Written problem.
Word for word, print each line of the listing below; pictures stay out.

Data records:

* * * *

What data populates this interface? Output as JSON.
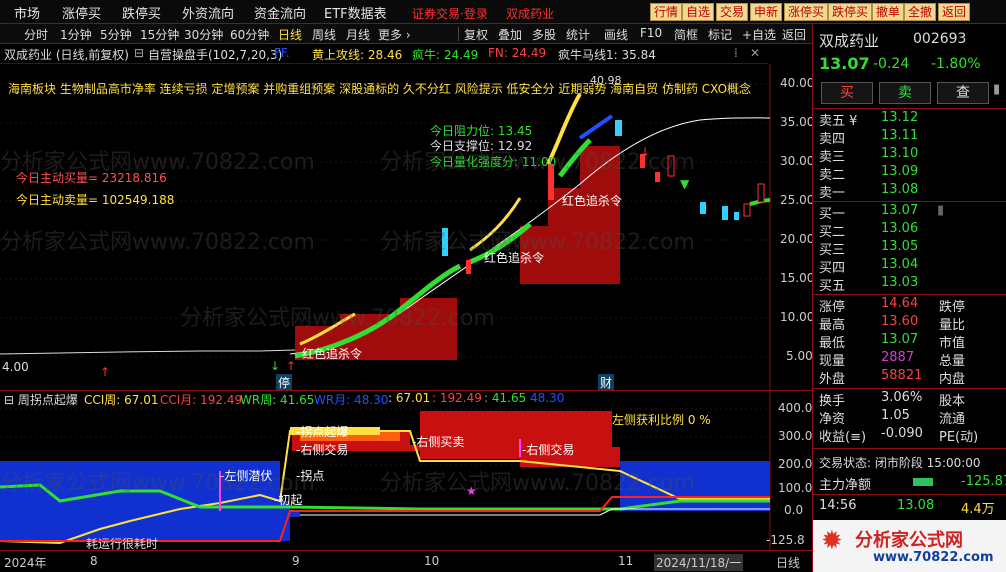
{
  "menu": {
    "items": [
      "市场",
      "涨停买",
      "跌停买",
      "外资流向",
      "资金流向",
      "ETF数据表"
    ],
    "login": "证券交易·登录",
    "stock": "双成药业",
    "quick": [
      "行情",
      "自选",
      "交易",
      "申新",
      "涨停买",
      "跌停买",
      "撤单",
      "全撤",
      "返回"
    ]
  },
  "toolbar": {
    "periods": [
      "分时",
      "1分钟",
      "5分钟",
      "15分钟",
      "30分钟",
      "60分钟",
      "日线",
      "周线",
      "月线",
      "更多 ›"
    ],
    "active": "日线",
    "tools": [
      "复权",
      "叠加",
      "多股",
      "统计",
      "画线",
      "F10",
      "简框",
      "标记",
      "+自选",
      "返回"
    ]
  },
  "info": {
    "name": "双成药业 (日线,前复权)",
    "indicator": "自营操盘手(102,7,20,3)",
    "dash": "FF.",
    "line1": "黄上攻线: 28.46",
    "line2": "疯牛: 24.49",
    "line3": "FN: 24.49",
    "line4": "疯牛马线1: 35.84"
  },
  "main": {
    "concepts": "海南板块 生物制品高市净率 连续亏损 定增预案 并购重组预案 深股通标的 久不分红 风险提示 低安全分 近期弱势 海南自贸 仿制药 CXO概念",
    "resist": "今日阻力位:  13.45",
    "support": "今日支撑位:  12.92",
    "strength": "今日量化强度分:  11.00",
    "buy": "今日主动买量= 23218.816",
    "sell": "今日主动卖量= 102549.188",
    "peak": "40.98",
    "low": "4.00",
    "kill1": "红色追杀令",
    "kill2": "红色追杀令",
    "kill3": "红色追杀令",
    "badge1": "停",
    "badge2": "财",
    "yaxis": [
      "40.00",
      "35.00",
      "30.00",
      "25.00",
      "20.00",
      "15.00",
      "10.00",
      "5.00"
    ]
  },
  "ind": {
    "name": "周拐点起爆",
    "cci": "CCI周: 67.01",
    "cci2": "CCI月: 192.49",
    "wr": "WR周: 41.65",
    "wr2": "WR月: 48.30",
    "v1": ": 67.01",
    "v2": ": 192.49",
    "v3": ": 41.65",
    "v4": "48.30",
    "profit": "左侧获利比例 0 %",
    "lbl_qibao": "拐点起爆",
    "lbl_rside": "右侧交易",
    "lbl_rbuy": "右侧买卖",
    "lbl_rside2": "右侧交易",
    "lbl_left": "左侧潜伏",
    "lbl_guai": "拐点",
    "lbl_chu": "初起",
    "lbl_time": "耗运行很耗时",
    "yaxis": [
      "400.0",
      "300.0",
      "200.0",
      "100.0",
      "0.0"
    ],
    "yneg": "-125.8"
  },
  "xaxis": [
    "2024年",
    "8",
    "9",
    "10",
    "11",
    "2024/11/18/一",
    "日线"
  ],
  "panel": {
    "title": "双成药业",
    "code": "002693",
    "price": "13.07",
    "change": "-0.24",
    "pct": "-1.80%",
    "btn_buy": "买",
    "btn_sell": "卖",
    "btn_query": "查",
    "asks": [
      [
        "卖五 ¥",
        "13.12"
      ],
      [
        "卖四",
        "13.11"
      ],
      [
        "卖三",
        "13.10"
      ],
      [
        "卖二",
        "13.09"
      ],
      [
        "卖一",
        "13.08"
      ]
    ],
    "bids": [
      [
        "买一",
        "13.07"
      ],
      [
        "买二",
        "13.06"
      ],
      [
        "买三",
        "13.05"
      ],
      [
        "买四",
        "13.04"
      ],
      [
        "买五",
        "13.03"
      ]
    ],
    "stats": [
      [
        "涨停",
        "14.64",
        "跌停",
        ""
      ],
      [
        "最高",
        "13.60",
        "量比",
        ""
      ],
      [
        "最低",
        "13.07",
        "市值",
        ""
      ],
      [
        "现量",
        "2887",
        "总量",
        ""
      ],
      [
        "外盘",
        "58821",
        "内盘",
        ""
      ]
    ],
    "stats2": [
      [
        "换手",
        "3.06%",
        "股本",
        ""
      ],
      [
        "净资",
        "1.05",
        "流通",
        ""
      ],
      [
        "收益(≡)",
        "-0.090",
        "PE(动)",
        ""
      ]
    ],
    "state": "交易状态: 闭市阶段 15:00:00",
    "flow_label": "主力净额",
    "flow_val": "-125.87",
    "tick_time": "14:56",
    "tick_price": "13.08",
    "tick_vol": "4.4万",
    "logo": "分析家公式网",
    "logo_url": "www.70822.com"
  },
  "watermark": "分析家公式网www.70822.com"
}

* * * *

Output.
What data populates this interface? Output as JSON.
{
  "menu": {
    "items": [
      "市场",
      "涨停买",
      "跌停买",
      "外资流向",
      "资金流向",
      "ETF数据表"
    ],
    "login": "证券交易·登录",
    "stock": "双成药业",
    "quick": [
      "行情",
      "自选",
      "交易",
      "申新",
      "涨停买",
      "跌停买",
      "撤单",
      "全撤",
      "返回"
    ]
  },
  "toolbar": {
    "periods": [
      "分时",
      "1分钟",
      "5分钟",
      "15分钟",
      "30分钟",
      "60分钟",
      "日线",
      "周线",
      "月线",
      "更多 ›"
    ],
    "active": "日线",
    "tools": [
      "复权",
      "叠加",
      "多股",
      "统计",
      "画线",
      "F10",
      "简框",
      "标记",
      "+自选",
      "返回"
    ]
  },
  "info": {
    "name": "双成药业 (日线,前复权)",
    "indicator": "自营操盘手(102,7,20,3)",
    "dash": "FF.",
    "line1": "黄上攻线: 28.46",
    "line2": "疯牛: 24.49",
    "line3": "FN: 24.49",
    "line4": "疯牛马线1: 35.84"
  },
  "main": {
    "concepts": "海南板块 生物制品高市净率 连续亏损 定增预案 并购重组预案 深股通标的 久不分红 风险提示 低安全分 近期弱势 海南自贸 仿制药 CXO概念",
    "resist": "今日阻力位:  13.45",
    "support": "今日支撑位:  12.92",
    "strength": "今日量化强度分:  11.00",
    "buy": "今日主动买量= 23218.816",
    "sell": "今日主动卖量= 102549.188",
    "peak": "40.98",
    "low": "4.00",
    "kill1": "红色追杀令",
    "kill2": "红色追杀令",
    "kill3": "红色追杀令",
    "badge1": "停",
    "badge2": "财",
    "yaxis": [
      "40.00",
      "35.00",
      "30.00",
      "25.00",
      "20.00",
      "15.00",
      "10.00",
      "5.00"
    ]
  },
  "ind": {
    "name": "周拐点起爆",
    "cci": "CCI周: 67.01",
    "cci2": "CCI月: 192.49",
    "wr": "WR周: 41.65",
    "wr2": "WR月: 48.30",
    "v1": ": 67.01",
    "v2": ": 192.49",
    "v3": ": 41.65",
    "v4": "48.30",
    "profit": "左侧获利比例 0 %",
    "lbl_qibao": "拐点起爆",
    "lbl_rside": "右侧交易",
    "lbl_rbuy": "右侧买卖",
    "lbl_rside2": "右侧交易",
    "lbl_left": "左侧潜伏",
    "lbl_guai": "拐点",
    "lbl_chu": "初起",
    "lbl_time": "耗运行很耗时",
    "yaxis": [
      "400.0",
      "300.0",
      "200.0",
      "100.0",
      "0.0"
    ],
    "yneg": "-125.8"
  },
  "xaxis": [
    "2024年",
    "8",
    "9",
    "10",
    "11",
    "2024/11/18/一",
    "日线"
  ],
  "panel": {
    "title": "双成药业",
    "code": "002693",
    "price": "13.07",
    "change": "-0.24",
    "pct": "-1.80%",
    "btn_buy": "买",
    "btn_sell": "卖",
    "btn_query": "查",
    "asks": [
      [
        "卖五 ¥",
        "13.12"
      ],
      [
        "卖四",
        "13.11"
      ],
      [
        "卖三",
        "13.10"
      ],
      [
        "卖二",
        "13.09"
      ],
      [
        "卖一",
        "13.08"
      ]
    ],
    "bids": [
      [
        "买一",
        "13.07"
      ],
      [
        "买二",
        "13.06"
      ],
      [
        "买三",
        "13.05"
      ],
      [
        "买四",
        "13.04"
      ],
      [
        "买五",
        "13.03"
      ]
    ],
    "stats": [
      [
        "涨停",
        "14.64",
        "跌停",
        ""
      ],
      [
        "最高",
        "13.60",
        "量比",
        ""
      ],
      [
        "最低",
        "13.07",
        "市值",
        ""
      ],
      [
        "现量",
        "2887",
        "总量",
        ""
      ],
      [
        "外盘",
        "58821",
        "内盘",
        ""
      ]
    ],
    "stats2": [
      [
        "换手",
        "3.06%",
        "股本",
        ""
      ],
      [
        "净资",
        "1.05",
        "流通",
        ""
      ],
      [
        "收益(≡)",
        "-0.090",
        "PE(动)",
        ""
      ]
    ],
    "state": "交易状态: 闭市阶段 15:00:00",
    "flow_label": "主力净额",
    "flow_val": "-125.87",
    "tick_time": "14:56",
    "tick_price": "13.08",
    "tick_vol": "4.4万",
    "logo": "分析家公式网",
    "logo_url": "www.70822.com"
  },
  "watermark": "分析家公式网www.70822.com"
}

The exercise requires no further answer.